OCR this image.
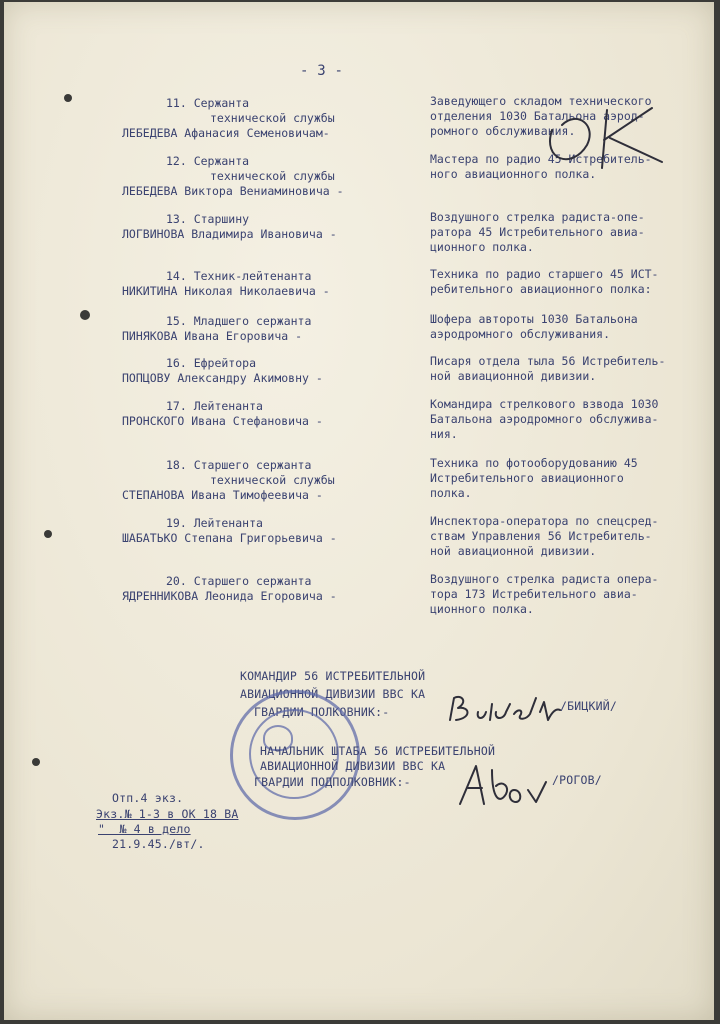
- 3 -
11. Сержанта
технической службы
ЛЕБЕДЕВА Афанасия Семеновичам-
Заведующего складом технического
отделения 1030 Батальона аэрод-
ромного обслуживания.
12. Сержанта
технической службы
ЛЕБЕДЕВА Виктора Вениаминовича -
Мастера по радио 45 Истребитель-
ного авиационного полка.
13. Старшину
ЛОГВИНОВА Владимира Ивановича -
Воздушного стрелка радиста-опе-
ратора 45 Истребительного авиа-
ционного полка.
14. Техник-лейтенанта
НИКИТИНА Николая Николаевича -
Техника по радио старшего 45 ИСТ-
ребительного авиационного полка:
15. Младшего сержанта
ПИНЯКОВА Ивана Егоровича -
Шофера автороты 1030 Батальона
аэродромного обслуживания.
16. Ефрейтора
ПОПЦОВУ Александру Акимовну -
Писаря отдела тыла 56 Истребитель-
ной авиационной дивизии.
17. Лейтенанта
ПРОНСКОГО Ивана Стефановича -
Командира стрелкового взвода 1030
Батальона аэродромного обслужива-
ния.
18. Старшего сержанта
технической службы
СТЕПАНОВА Ивана Тимофеевича -
Техника по фотооборудованию 45
Истребительного авиационного
полка.
19. Лейтенанта
ШАБАТЬКО Степана Григорьевича -
Инспектора-оператора по спецсред-
ствам Управления 56 Истребитель-
ной авиационной дивизии.
20. Старшего сержанта
ЯДРЕННИКОВА Леонида Егоровича -
Воздушного стрелка радиста опера-
тора 173 Истребительного авиа-
ционного полка.
КОМАНДИР 56 ИСТРЕБИТЕЛЬНОЙ
АВИАЦИОННОЙ ДИВИЗИИ ВВС КА
ГВАРДИИ ПОЛКОВНИК:-	/БИЦКИЙ/
НАЧАЛЬНИК ШТАБА 56 ИСТРЕБИТЕЛЬНОЙ
АВИАЦИОННОЙ ДИВИЗИИ ВВС КА
ГВАРДИИ ПОДПОЛКОВНИК:-	/РОГОВ/
Отп.4 экз.
Экз.№ 1-3 в ОК 18 ВА
"  № 4 в дело
21.9.45./вт/.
::::::
§ Exercise instructions
Transcribe all of the records above character for character. Exclude the pictures.

§ Result for this task
OCR this image.
- 3 -
11. Сержанта
технической службы
ЛЕБЕДЕВА Афанасия Семеновичам-
Заведующего складом технического
отделения 1030 Батальона аэрод-
ромного обслуживания.
12. Сержанта
технической службы
ЛЕБЕДЕВА Виктора Вениаминовича -
Мастера по радио 45 Истребитель-
ного авиационного полка.
13. Старшину
ЛОГВИНОВА Владимира Ивановича -
Воздушного стрелка радиста-опе-
ратора 45 Истребительного авиа-
ционного полка.
14. Техник-лейтенанта
НИКИТИНА Николая Николаевича -
Техника по радио старшего 45 ИСТ-
ребительного авиационного полка:
15. Младшего сержанта
ПИНЯКОВА Ивана Егоровича -
Шофера автороты 1030 Батальона
аэродромного обслуживания.
16. Ефрейтора
ПОПЦОВУ Александру Акимовну -
Писаря отдела тыла 56 Истребитель-
ной авиационной дивизии.
17. Лейтенанта
ПРОНСКОГО Ивана Стефановича -
Командира стрелкового взвода 1030
Батальона аэродромного обслужива-
ния.
18. Старшего сержанта
технической службы
СТЕПАНОВА Ивана Тимофеевича -
Техника по фотооборудованию 45
Истребительного авиационного
полка.
19. Лейтенанта
ШАБАТЬКО Степана Григорьевича -
Инспектора-оператора по спецсред-
ствам Управления 56 Истребитель-
ной авиационной дивизии.
20. Старшего сержанта
ЯДРЕННИКОВА Леонида Егоровича -
Воздушного стрелка радиста опера-
тора 173 Истребительного авиа-
ционного полка.
КОМАНДИР 56 ИСТРЕБИТЕЛЬНОЙ
АВИАЦИОННОЙ ДИВИЗИИ ВВС КА
ГВАРДИИ ПОЛКОВНИК:-	/БИЦКИЙ/
НАЧАЛЬНИК ШТАБА 56 ИСТРЕБИТЕЛЬНОЙ
АВИАЦИОННОЙ ДИВИЗИИ ВВС КА
ГВАРДИИ ПОДПОЛКОВНИК:-	/РОГОВ/
Отп.4 экз.
Экз.№ 1-3 в ОК 18 ВА
"  № 4 в дело
21.9.45./вт/.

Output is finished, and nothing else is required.